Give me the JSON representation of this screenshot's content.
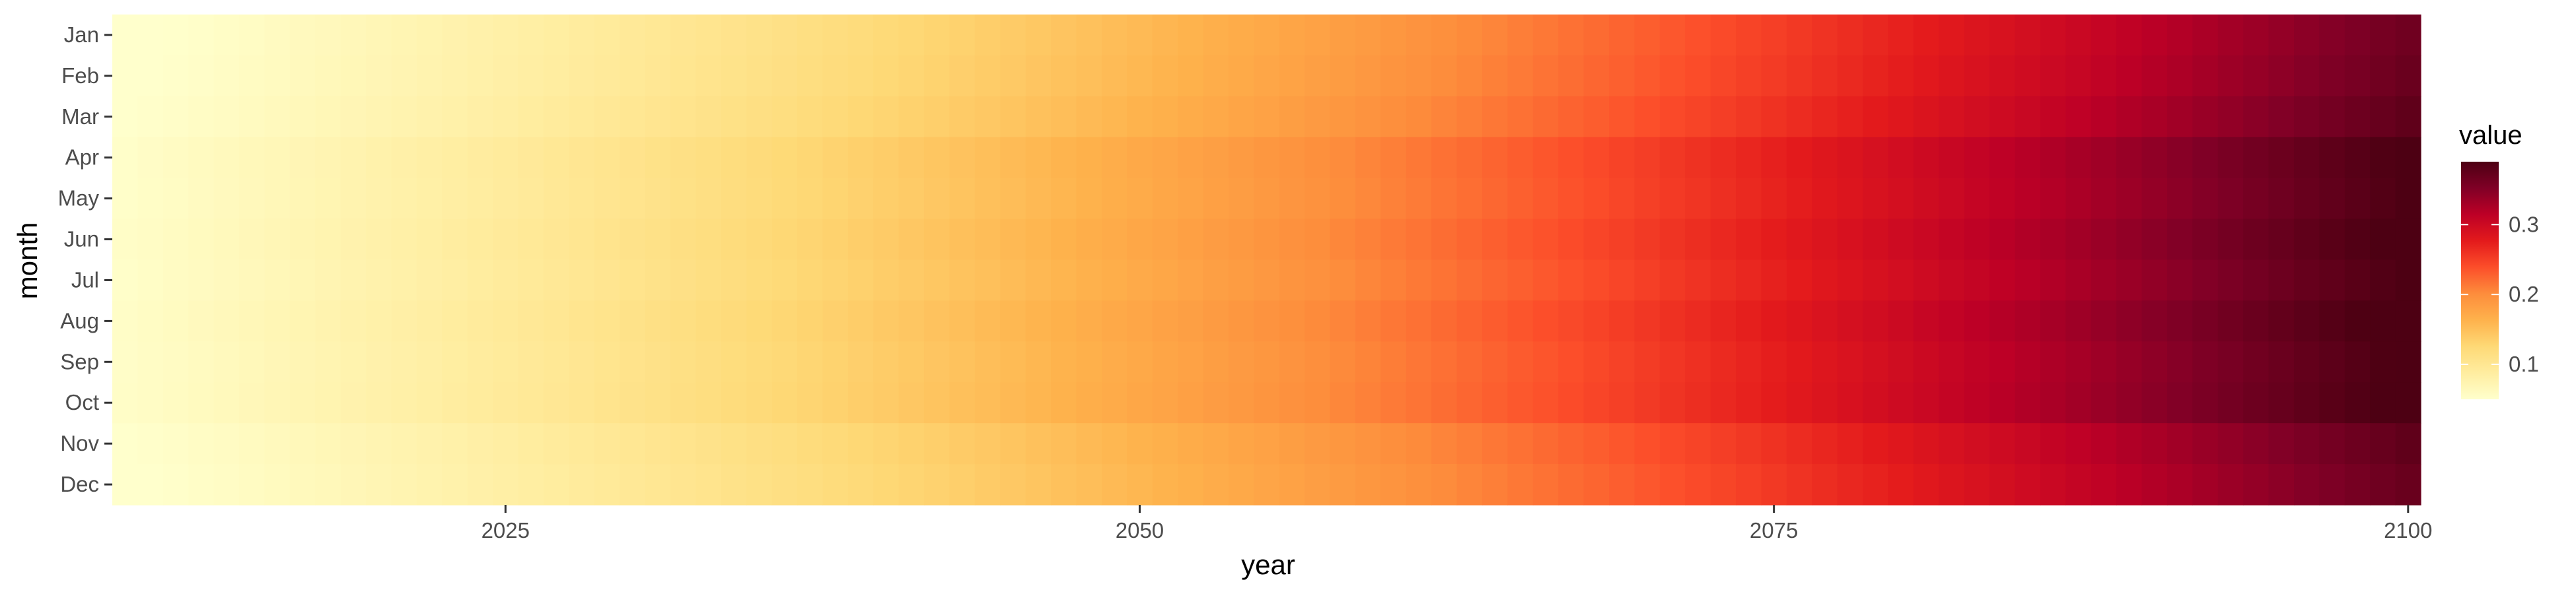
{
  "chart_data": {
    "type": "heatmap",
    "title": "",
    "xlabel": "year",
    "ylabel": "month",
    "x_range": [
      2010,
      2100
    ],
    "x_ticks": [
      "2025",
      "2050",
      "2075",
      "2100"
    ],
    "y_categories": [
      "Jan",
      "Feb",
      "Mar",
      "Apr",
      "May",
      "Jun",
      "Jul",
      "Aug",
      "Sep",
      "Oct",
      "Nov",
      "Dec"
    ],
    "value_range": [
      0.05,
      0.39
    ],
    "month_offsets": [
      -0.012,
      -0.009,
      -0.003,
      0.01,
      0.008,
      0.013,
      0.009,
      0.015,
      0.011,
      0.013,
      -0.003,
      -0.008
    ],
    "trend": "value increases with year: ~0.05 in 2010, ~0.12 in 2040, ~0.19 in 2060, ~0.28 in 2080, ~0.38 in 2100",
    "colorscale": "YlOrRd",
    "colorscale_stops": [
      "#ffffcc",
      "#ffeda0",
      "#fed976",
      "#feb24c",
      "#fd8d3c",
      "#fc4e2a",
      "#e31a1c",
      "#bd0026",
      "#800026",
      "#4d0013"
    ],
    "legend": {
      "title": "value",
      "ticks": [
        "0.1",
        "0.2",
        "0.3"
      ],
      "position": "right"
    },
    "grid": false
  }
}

**Directions for this task**:
Reproduce the full listing faithfully, but do not carry over any pictures.

**Correct response**:
Give me the JSON representation of this screenshot's content.
{
  "chart_data": {
    "type": "heatmap",
    "title": "",
    "xlabel": "year",
    "ylabel": "month",
    "x_range": [
      2010,
      2100
    ],
    "x_ticks": [
      "2025",
      "2050",
      "2075",
      "2100"
    ],
    "y_categories": [
      "Jan",
      "Feb",
      "Mar",
      "Apr",
      "May",
      "Jun",
      "Jul",
      "Aug",
      "Sep",
      "Oct",
      "Nov",
      "Dec"
    ],
    "value_range": [
      0.05,
      0.39
    ],
    "month_offsets": [
      -0.012,
      -0.009,
      -0.003,
      0.01,
      0.008,
      0.013,
      0.009,
      0.015,
      0.011,
      0.013,
      -0.003,
      -0.008
    ],
    "trend": "value increases with year: ~0.05 in 2010, ~0.12 in 2040, ~0.19 in 2060, ~0.28 in 2080, ~0.38 in 2100",
    "colorscale": "YlOrRd",
    "colorscale_stops": [
      "#ffffcc",
      "#ffeda0",
      "#fed976",
      "#feb24c",
      "#fd8d3c",
      "#fc4e2a",
      "#e31a1c",
      "#bd0026",
      "#800026",
      "#4d0013"
    ],
    "legend": {
      "title": "value",
      "ticks": [
        "0.1",
        "0.2",
        "0.3"
      ],
      "position": "right"
    },
    "grid": false
  }
}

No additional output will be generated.